Given instruction
Transcribe the tail of the listing: start at the line containing "Read this page and output its text content." and stop after the last line, keeping every character as is and adding nothing.

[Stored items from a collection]
* * * * * * * * *
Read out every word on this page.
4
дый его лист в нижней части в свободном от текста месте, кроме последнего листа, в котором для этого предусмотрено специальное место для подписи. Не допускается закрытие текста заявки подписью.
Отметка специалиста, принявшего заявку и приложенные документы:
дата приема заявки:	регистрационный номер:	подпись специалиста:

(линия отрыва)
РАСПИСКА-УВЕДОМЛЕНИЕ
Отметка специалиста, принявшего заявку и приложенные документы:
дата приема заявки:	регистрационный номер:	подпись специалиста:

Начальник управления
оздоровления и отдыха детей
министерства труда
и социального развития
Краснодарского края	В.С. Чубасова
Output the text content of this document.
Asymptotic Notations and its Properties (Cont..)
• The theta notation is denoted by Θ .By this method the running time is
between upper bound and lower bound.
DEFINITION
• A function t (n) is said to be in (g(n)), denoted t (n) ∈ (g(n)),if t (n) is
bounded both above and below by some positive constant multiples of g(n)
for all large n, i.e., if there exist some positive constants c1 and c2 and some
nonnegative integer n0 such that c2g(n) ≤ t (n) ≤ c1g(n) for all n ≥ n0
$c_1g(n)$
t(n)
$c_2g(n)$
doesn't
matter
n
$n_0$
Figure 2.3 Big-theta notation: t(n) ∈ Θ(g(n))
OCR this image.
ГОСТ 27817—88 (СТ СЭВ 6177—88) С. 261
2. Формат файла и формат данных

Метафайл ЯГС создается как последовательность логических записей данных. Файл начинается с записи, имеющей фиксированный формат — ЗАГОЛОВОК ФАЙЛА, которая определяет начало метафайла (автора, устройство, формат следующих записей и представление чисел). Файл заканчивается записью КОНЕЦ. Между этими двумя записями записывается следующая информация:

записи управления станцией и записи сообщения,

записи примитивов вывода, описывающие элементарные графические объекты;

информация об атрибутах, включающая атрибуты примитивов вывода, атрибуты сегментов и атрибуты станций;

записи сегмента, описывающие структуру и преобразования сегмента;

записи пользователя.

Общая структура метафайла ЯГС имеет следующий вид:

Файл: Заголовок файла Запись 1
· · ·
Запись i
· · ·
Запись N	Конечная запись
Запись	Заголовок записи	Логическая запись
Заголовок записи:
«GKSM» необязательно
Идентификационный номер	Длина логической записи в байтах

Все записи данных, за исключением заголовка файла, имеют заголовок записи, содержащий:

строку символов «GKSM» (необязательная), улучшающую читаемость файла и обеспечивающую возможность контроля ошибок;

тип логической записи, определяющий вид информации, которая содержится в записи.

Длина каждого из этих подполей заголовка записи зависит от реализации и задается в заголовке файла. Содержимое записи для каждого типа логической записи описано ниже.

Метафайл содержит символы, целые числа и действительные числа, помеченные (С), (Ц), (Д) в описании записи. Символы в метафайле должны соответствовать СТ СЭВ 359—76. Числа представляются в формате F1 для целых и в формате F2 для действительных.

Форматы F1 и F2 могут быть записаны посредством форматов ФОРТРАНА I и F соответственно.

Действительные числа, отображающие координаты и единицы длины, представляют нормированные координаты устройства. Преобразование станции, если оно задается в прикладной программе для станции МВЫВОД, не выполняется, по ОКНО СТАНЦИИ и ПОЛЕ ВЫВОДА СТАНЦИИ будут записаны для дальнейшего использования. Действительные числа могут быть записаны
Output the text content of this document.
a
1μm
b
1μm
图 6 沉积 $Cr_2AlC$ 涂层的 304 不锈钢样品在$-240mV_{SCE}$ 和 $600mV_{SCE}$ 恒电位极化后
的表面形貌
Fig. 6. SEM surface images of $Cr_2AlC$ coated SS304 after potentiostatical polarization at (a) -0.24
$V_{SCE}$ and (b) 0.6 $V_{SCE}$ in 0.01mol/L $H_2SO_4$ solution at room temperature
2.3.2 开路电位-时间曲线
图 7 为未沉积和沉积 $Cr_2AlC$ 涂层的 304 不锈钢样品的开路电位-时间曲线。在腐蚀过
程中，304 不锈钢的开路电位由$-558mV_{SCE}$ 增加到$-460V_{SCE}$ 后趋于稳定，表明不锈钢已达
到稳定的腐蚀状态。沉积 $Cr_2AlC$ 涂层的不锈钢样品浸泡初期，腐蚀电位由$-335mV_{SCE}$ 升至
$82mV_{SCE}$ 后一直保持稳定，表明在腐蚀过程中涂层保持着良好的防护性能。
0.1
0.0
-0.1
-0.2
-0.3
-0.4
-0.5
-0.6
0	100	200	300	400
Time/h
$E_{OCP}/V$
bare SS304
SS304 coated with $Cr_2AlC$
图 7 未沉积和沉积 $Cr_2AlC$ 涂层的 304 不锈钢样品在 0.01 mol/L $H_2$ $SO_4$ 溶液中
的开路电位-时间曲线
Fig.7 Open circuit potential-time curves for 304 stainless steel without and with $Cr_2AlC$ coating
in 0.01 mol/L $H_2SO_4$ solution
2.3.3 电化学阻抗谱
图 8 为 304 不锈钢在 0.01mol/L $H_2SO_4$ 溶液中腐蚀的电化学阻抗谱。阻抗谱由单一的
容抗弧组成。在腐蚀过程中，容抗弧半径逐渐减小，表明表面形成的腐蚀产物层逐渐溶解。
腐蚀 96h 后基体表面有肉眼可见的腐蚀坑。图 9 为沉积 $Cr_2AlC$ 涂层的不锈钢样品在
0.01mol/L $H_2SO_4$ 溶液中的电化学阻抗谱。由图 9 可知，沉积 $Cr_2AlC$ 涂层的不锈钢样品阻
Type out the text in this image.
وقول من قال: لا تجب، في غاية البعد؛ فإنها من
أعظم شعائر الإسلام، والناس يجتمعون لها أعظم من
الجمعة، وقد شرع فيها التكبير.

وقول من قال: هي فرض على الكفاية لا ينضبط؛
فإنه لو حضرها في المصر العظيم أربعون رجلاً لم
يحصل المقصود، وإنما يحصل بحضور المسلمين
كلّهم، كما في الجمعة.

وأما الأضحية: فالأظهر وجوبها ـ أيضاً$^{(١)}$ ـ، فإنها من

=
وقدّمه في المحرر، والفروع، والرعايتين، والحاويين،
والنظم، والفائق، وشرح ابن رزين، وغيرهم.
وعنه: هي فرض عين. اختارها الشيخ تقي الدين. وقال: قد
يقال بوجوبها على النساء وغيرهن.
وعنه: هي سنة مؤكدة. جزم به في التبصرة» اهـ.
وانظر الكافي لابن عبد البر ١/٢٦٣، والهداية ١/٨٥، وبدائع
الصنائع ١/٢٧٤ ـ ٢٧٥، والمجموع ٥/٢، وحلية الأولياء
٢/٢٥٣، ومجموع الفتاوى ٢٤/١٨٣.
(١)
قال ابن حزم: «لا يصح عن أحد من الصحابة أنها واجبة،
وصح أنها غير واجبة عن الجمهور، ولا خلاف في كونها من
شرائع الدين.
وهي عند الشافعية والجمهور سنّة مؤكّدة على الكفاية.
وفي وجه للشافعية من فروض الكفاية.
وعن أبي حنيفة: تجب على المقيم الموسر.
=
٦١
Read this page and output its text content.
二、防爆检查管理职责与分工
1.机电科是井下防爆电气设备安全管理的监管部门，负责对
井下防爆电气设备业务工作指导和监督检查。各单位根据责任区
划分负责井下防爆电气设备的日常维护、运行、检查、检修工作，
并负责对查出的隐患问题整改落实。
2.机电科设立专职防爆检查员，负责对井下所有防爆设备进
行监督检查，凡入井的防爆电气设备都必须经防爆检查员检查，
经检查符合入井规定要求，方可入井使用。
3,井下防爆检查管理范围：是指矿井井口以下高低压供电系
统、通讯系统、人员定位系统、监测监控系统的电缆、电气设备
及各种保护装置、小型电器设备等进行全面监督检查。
* * * * * * * * *
The completed task
Read this page and output its text content.
二、防爆检查管理职责与分工
1.机电科是井下防爆电气设备安全管理的监管部门，负责对
井下防爆电气设备业务工作指导和监督检查。各单位根据责任区
划分负责井下防爆电气设备的日常维护、运行、检查、检修工作，
并负责对查出的隐患问题整改落实。
2.机电科设立专职防爆检查员，负责对井下所有防爆设备进
行监督检查，凡入井的防爆电气设备都必须经防爆检查员检查，
经检查符合入井规定要求，方可入井使用。
3,井下防爆检查管理范围：是指矿井井口以下高低压供电系
统、通讯系统、人员定位系统、监测监控系统的电缆、电气设备
及各种保护装置、小型电器设备等进行全面监督检查。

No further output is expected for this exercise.